• **To do**
Each line that holds the word "harm" should be returned.
=== Exercise inputs ===
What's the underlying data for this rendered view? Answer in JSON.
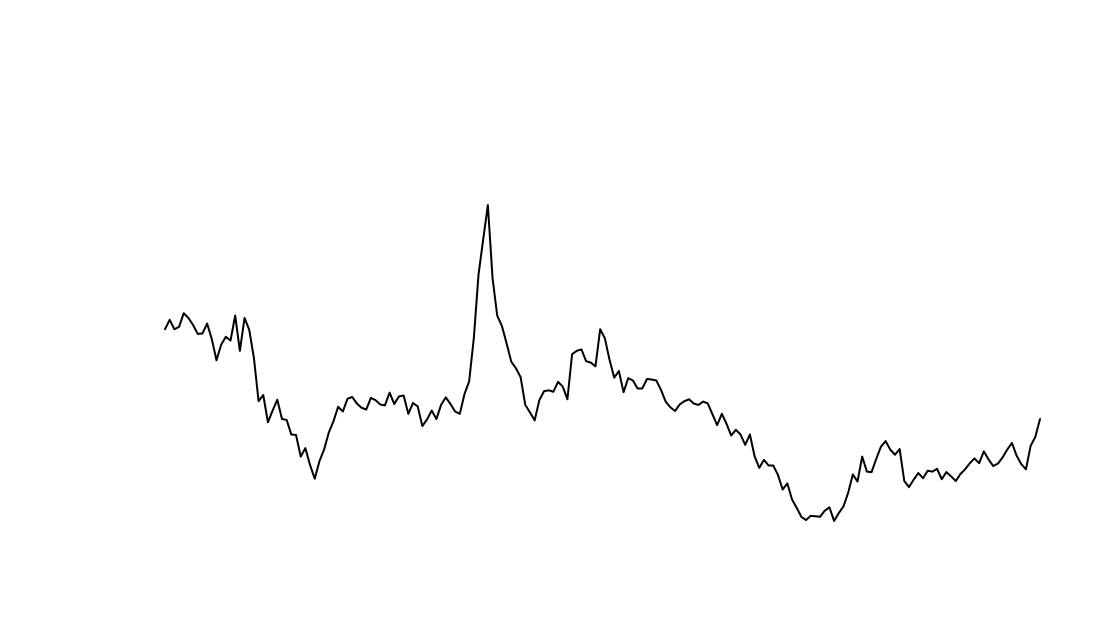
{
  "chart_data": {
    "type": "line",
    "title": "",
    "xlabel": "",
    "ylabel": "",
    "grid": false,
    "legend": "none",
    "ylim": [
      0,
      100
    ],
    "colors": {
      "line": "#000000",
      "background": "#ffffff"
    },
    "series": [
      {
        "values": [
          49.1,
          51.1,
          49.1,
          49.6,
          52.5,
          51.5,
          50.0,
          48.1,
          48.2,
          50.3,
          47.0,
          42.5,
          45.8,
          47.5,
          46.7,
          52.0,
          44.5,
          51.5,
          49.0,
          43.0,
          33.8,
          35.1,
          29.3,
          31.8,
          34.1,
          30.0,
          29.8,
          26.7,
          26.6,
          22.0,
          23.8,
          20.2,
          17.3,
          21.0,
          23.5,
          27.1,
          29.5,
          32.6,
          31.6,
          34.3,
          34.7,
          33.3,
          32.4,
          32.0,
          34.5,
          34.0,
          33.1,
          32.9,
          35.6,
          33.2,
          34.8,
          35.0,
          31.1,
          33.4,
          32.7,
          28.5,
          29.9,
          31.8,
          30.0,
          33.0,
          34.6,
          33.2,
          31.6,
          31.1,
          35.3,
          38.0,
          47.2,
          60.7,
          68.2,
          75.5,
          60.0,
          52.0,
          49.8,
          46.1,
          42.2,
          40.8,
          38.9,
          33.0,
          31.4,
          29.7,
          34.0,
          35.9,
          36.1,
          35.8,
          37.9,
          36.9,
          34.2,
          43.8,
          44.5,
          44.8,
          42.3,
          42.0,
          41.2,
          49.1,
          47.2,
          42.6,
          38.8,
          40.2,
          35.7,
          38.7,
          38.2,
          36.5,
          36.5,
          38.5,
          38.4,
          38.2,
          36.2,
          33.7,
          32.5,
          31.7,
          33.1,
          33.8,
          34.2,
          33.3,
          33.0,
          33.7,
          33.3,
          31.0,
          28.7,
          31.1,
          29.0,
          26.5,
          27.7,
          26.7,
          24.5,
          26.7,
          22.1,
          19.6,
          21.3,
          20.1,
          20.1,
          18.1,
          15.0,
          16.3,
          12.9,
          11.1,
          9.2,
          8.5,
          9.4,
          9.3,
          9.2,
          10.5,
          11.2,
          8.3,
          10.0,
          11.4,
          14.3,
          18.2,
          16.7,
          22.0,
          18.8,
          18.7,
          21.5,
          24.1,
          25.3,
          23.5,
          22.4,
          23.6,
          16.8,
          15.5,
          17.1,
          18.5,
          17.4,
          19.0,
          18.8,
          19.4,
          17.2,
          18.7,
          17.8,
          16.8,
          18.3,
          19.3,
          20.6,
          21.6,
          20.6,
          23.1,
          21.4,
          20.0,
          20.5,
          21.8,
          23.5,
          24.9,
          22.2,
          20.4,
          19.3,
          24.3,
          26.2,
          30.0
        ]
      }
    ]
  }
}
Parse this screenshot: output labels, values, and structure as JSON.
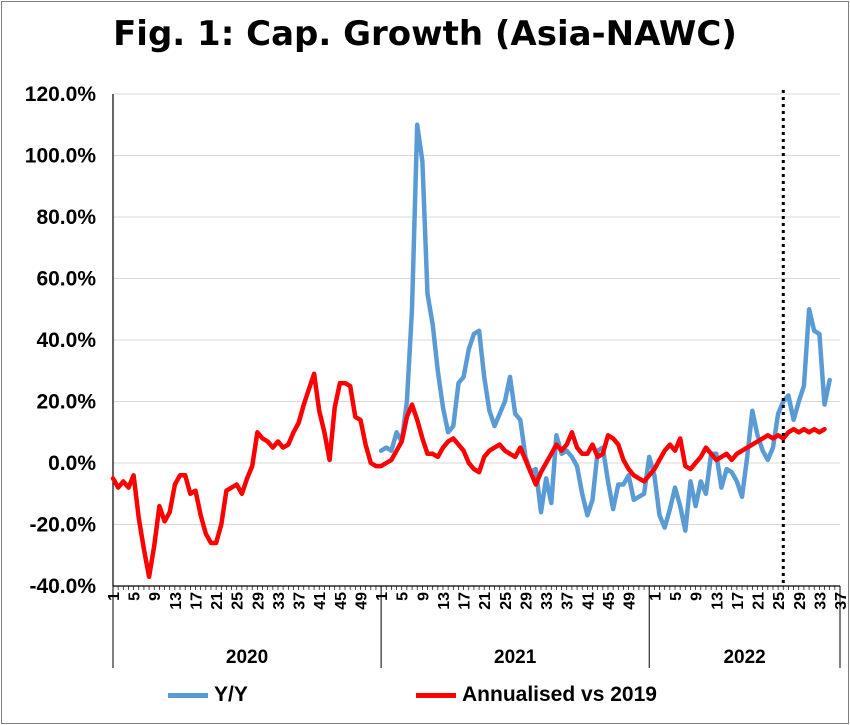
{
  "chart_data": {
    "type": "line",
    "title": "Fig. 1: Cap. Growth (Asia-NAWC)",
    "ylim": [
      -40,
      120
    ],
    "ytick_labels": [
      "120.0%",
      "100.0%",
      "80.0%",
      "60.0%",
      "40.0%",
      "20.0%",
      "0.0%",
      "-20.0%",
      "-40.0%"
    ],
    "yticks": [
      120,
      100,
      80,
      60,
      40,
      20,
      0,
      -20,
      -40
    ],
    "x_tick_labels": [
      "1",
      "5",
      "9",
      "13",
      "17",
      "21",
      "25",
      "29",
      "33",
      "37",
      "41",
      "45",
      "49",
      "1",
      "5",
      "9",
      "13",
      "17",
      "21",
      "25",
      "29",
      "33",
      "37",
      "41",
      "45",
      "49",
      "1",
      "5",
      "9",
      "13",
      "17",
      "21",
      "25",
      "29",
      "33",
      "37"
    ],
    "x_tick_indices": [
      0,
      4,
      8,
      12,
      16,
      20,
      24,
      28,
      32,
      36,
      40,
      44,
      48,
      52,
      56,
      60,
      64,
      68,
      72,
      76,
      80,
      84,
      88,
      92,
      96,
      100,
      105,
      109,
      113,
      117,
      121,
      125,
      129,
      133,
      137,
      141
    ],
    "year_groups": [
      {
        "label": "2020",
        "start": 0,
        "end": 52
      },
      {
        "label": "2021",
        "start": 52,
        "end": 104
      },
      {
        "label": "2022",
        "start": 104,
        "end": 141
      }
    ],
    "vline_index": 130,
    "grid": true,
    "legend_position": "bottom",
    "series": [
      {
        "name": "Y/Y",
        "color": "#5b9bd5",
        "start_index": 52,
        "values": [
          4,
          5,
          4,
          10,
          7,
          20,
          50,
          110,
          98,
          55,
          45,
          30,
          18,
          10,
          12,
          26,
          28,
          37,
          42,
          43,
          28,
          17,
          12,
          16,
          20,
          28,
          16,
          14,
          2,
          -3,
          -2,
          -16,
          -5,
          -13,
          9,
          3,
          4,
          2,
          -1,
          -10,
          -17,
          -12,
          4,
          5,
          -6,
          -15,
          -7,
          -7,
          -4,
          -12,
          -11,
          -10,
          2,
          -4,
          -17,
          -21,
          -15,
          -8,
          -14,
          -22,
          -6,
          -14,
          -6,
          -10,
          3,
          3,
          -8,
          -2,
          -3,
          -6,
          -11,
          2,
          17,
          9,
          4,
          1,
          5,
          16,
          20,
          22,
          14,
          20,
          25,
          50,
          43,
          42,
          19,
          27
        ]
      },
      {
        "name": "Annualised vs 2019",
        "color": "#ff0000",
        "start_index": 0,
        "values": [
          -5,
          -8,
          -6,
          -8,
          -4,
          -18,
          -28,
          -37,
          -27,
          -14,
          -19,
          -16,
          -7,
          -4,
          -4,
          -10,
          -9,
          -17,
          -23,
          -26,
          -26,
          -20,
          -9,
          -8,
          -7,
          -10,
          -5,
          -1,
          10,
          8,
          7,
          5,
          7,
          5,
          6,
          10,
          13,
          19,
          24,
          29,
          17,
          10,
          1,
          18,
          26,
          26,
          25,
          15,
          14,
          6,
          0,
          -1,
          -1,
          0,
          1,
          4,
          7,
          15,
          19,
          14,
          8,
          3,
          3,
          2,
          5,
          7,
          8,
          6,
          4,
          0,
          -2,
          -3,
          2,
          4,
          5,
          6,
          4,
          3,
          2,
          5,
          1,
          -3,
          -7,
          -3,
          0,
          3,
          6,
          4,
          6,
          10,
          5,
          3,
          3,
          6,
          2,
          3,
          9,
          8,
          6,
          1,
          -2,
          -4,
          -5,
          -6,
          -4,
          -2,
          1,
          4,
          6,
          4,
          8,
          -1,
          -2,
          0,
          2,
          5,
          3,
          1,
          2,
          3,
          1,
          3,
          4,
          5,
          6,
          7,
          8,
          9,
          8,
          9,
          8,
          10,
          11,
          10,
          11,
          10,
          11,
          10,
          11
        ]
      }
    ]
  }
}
===
=== Exercise inputs ===
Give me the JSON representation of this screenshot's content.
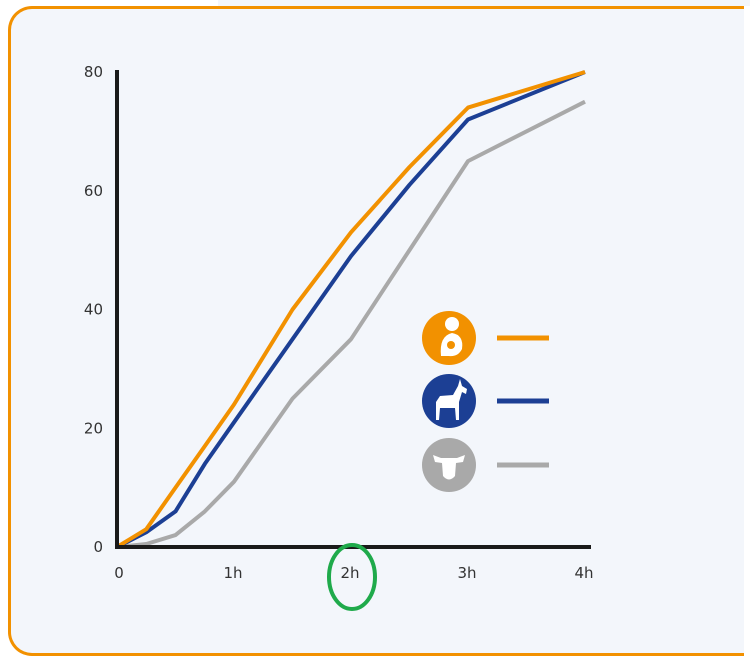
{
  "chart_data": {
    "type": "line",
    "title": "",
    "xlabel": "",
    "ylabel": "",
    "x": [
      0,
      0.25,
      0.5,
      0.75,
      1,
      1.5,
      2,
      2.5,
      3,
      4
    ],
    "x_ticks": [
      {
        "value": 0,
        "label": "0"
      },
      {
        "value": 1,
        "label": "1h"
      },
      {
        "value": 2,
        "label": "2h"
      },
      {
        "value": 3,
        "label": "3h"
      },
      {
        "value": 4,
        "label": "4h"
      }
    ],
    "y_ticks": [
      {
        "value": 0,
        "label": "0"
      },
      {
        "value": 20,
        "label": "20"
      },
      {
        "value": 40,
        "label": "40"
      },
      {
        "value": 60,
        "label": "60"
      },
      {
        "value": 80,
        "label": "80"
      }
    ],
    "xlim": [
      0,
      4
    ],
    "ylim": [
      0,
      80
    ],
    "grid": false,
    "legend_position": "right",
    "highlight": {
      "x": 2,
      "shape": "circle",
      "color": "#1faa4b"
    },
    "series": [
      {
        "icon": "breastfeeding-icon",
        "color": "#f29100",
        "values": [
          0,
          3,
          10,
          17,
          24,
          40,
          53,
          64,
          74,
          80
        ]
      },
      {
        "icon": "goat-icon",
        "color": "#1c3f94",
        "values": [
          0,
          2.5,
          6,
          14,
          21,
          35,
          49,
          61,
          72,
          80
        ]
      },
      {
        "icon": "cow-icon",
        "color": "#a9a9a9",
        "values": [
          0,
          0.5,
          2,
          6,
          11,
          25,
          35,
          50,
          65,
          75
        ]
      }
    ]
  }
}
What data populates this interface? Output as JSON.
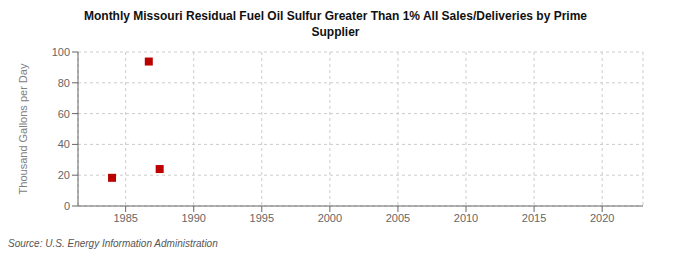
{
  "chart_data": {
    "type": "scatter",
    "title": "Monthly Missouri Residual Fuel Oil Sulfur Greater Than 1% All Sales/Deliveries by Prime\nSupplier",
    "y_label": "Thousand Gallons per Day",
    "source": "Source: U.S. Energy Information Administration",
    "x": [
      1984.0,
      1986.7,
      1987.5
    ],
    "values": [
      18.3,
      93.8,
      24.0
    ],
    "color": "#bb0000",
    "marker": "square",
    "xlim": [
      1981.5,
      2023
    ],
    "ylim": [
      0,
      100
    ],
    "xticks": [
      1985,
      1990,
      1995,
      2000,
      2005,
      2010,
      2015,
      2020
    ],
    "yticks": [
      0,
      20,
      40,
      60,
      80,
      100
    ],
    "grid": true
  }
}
===
=== Exercise inputs ===
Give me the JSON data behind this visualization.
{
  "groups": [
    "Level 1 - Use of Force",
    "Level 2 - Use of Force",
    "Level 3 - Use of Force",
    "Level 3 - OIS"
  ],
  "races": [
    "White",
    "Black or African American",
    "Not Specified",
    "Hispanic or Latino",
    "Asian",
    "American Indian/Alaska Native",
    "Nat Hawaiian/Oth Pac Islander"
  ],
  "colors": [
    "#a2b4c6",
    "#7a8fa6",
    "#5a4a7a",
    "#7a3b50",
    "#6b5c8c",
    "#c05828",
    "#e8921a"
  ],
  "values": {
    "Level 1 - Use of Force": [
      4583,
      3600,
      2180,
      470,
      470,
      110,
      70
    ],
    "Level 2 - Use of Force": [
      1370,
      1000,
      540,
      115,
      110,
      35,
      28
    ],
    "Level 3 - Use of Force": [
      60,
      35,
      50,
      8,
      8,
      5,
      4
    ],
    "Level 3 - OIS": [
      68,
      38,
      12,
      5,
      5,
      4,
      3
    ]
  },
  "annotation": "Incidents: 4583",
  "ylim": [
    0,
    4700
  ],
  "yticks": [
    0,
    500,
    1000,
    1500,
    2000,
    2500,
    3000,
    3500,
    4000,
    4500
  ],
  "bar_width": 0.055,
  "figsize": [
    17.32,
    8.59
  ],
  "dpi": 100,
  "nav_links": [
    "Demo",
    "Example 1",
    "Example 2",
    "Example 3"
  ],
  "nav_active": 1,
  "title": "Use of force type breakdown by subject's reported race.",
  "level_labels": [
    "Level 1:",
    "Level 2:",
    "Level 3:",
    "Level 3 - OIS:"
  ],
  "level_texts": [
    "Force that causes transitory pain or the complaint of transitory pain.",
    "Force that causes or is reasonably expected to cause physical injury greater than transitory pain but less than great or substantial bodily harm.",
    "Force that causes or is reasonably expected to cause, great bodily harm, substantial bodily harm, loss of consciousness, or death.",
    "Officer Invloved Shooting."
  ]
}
===
• **Written solution**
    "Force that causes or is reasonably expected to cause physical injury greater than transitory pain but less than great or substantial bodily harm.",
    "Force that causes or is reasonably expected to cause, great bodily harm, substantial bodily harm, loss of consciousness, or death.",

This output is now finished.